Work instructions: Print every line of the listing exactly, please.

Data extracted from a collection:
====================

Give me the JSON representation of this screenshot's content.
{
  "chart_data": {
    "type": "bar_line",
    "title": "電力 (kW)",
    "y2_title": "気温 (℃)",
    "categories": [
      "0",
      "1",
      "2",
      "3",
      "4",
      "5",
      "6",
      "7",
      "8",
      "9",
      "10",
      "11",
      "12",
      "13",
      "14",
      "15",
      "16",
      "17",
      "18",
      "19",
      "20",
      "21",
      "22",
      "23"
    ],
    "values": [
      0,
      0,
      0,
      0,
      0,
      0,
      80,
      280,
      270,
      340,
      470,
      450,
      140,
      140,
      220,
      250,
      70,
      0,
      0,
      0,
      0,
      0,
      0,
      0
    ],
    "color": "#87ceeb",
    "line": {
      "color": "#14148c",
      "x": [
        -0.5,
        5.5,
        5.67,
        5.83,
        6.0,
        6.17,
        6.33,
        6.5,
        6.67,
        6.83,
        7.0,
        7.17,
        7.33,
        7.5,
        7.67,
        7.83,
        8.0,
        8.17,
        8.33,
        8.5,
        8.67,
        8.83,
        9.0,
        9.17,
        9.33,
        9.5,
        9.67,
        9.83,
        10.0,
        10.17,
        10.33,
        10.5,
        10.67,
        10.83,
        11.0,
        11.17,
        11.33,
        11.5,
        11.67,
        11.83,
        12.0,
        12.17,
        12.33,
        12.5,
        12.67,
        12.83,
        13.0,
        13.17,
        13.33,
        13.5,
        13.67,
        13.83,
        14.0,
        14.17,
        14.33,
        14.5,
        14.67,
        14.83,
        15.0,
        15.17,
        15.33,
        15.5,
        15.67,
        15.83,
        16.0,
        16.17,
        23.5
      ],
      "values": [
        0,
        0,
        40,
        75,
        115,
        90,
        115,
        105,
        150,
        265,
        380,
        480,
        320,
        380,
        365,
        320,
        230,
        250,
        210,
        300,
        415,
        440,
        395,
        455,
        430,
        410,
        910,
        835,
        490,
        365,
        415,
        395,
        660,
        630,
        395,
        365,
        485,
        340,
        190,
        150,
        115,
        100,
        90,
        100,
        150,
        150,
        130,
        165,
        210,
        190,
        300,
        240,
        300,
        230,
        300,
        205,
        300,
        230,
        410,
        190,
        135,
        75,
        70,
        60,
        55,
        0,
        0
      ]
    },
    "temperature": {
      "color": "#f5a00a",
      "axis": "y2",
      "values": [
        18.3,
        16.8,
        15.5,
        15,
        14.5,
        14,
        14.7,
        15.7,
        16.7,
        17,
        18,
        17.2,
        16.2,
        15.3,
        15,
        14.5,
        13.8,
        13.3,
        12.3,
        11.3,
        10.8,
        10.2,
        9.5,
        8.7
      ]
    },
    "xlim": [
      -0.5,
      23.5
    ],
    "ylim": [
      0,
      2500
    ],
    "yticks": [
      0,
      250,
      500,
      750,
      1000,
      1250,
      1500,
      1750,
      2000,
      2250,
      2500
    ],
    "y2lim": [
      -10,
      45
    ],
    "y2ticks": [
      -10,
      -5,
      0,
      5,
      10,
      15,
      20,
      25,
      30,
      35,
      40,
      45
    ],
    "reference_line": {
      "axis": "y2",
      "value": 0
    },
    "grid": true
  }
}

====================

Task output:
Give me the JSON representation of this screenshot's content.
{
  "chart_data": {
    "type": "bar_line",
    "title": "電力 (kW)",
    "y2_title": "気温 (℃)",
    "categories": [
      "0",
      "1",
      "2",
      "3",
      "4",
      "5",
      "6",
      "7",
      "8",
      "9",
      "10",
      "11",
      "12",
      "13",
      "14",
      "15",
      "16",
      "17",
      "18",
      "19",
      "20",
      "21",
      "22",
      "23"
    ],
    "values": [
      0,
      0,
      0,
      0,
      0,
      0,
      80,
      280,
      270,
      340,
      470,
      450,
      140,
      140,
      220,
      250,
      70,
      0,
      0,
      0,
      0,
      0,
      0,
      0
    ],
    "color": "#87ceeb",
    "line": {
      "color": "#14148c",
      "x": [
        -0.5,
        5.5,
        5.67,
        5.83,
        6.0,
        6.17,
        6.33,
        6.5,
        6.67,
        6.83,
        7.0,
        7.17,
        7.33,
        7.5,
        7.67,
        7.83,
        8.0,
        8.17,
        8.33,
        8.5,
        8.67,
        8.83,
        9.0,
        9.17,
        9.33,
        9.5,
        9.67,
        9.83,
        10.0,
        10.17,
        10.33,
        10.5,
        10.67,
        10.83,
        11.0,
        11.17,
        11.33,
        11.5,
        11.67,
        11.83,
        12.0,
        12.17,
        12.33,
        12.5,
        12.67,
        12.83,
        13.0,
        13.17,
        13.33,
        13.5,
        13.67,
        13.83,
        14.0,
        14.17,
        14.33,
        14.5,
        14.67,
        14.83,
        15.0,
        15.17,
        15.33,
        15.5,
        15.67,
        15.83,
        16.0,
        16.17,
        23.5
      ],
      "values": [
        0,
        0,
        40,
        75,
        115,
        90,
        115,
        105,
        150,
        265,
        380,
        480,
        320,
        380,
        365,
        320,
        230,
        250,
        210,
        300,
        415,
        440,
        395,
        455,
        430,
        410,
        910,
        835,
        490,
        365,
        415,
        395,
        660,
        630,
        395,
        365,
        485,
        340,
        190,
        150,
        115,
        100,
        90,
        100,
        150,
        150,
        130,
        165,
        210,
        190,
        300,
        240,
        300,
        230,
        300,
        205,
        300,
        230,
        410,
        190,
        135,
        75,
        70,
        60,
        55,
        0,
        0
      ]
    },
    "temperature": {
      "color": "#f5a00a",
      "axis": "y2",
      "values": [
        18.3,
        16.8,
        15.5,
        15,
        14.5,
        14,
        14.7,
        15.7,
        16.7,
        17,
        18,
        17.2,
        16.2,
        15.3,
        15,
        14.5,
        13.8,
        13.3,
        12.3,
        11.3,
        10.8,
        10.2,
        9.5,
        8.7
      ]
    },
    "xlim": [
      -0.5,
      23.5
    ],
    "ylim": [
      0,
      2500
    ],
    "yticks": [
      0,
      250,
      500,
      750,
      1000,
      1250,
      1500,
      1750,
      2000,
      2250,
      2500
    ],
    "y2lim": [
      -10,
      45
    ],
    "y2ticks": [
      -10,
      -5,
      0,
      5,
      10,
      15,
      20,
      25,
      30,
      35,
      40,
      45
    ],
    "reference_line": {
      "axis": "y2",
      "value": 0
    },
    "grid": true
  }
}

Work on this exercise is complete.